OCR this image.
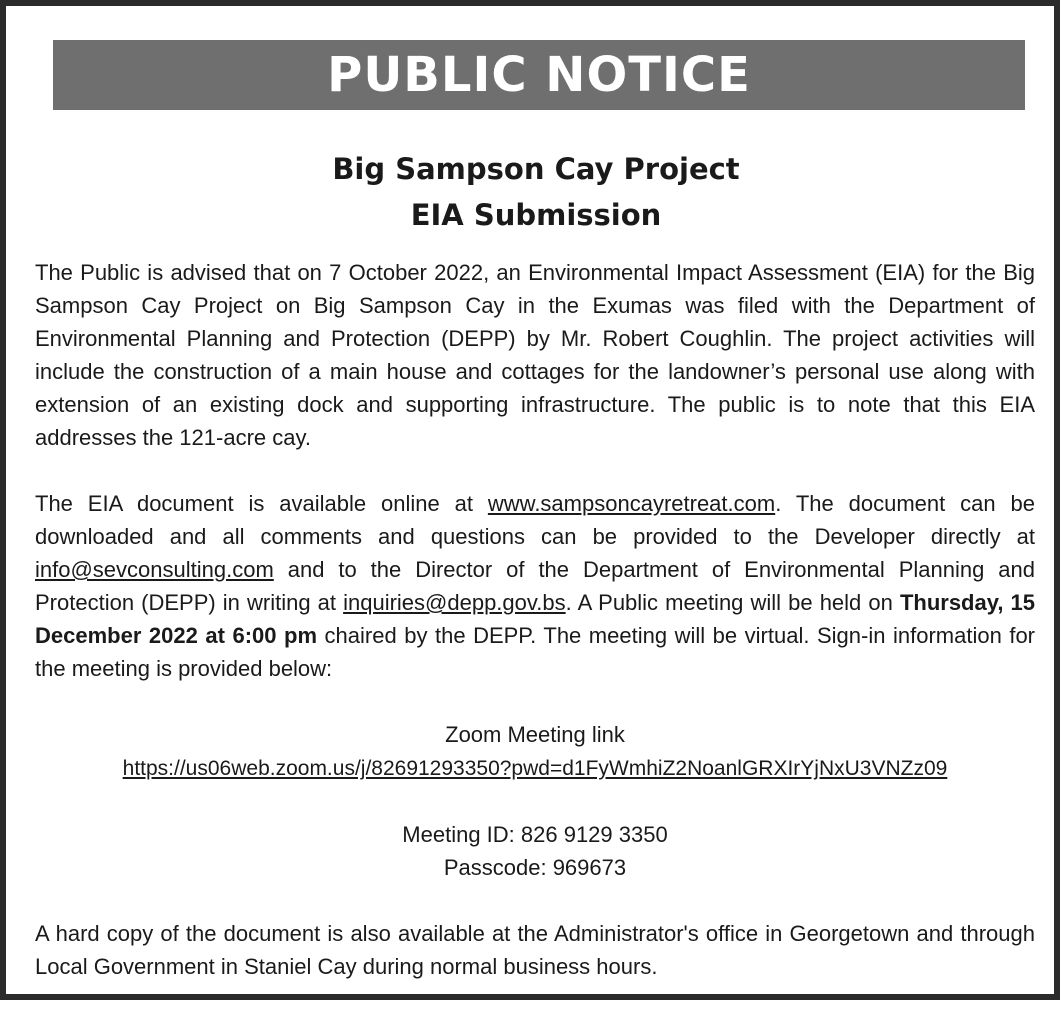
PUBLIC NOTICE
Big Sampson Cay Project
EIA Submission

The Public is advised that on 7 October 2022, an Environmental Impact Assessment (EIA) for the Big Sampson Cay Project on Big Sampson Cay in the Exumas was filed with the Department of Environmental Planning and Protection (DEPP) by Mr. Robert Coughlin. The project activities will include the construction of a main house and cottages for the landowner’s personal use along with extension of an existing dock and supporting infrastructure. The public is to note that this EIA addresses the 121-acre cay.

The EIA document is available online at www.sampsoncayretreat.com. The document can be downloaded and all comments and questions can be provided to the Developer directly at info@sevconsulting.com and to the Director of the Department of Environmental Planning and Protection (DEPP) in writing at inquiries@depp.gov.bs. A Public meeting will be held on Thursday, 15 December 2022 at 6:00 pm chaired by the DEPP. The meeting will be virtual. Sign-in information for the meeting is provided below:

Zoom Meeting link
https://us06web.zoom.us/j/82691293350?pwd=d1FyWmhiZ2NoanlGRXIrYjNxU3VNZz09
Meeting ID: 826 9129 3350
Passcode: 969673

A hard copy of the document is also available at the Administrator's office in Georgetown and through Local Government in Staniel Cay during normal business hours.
══════════════════════════════
*What the exercise asks*: Return the listing above word for word, with the pictures removed.

*Written solution*:
OCR this image.
PUBLIC NOTICE
Big Sampson Cay Project
EIA Submission

The Public is advised that on 7 October 2022, an Environmental Impact Assessment (EIA) for the Big Sampson Cay Project on Big Sampson Cay in the Exumas was filed with the Department of Environmental Planning and Protection (DEPP) by Mr. Robert Coughlin. The project activities will include the construction of a main house and cottages for the landowner’s personal use along with extension of an existing dock and supporting infrastructure. The public is to note that this EIA addresses the 121-acre cay.

The EIA document is available online at www.sampsoncayretreat.com. The document can be downloaded and all comments and questions can be provided to the Developer directly at info@sevconsulting.com and to the Director of the Department of Environmental Planning and Protection (DEPP) in writing at inquiries@depp.gov.bs. A Public meeting will be held on Thursday, 15 December 2022 at 6:00 pm chaired by the DEPP. The meeting will be virtual. Sign-in information for the meeting is provided below:

Zoom Meeting link
https://us06web.zoom.us/j/82691293350?pwd=d1FyWmhiZ2NoanlGRXIrYjNxU3VNZz09
Meeting ID: 826 9129 3350
Passcode: 969673

A hard copy of the document is also available at the Administrator's office in Georgetown and through Local Government in Staniel Cay during normal business hours.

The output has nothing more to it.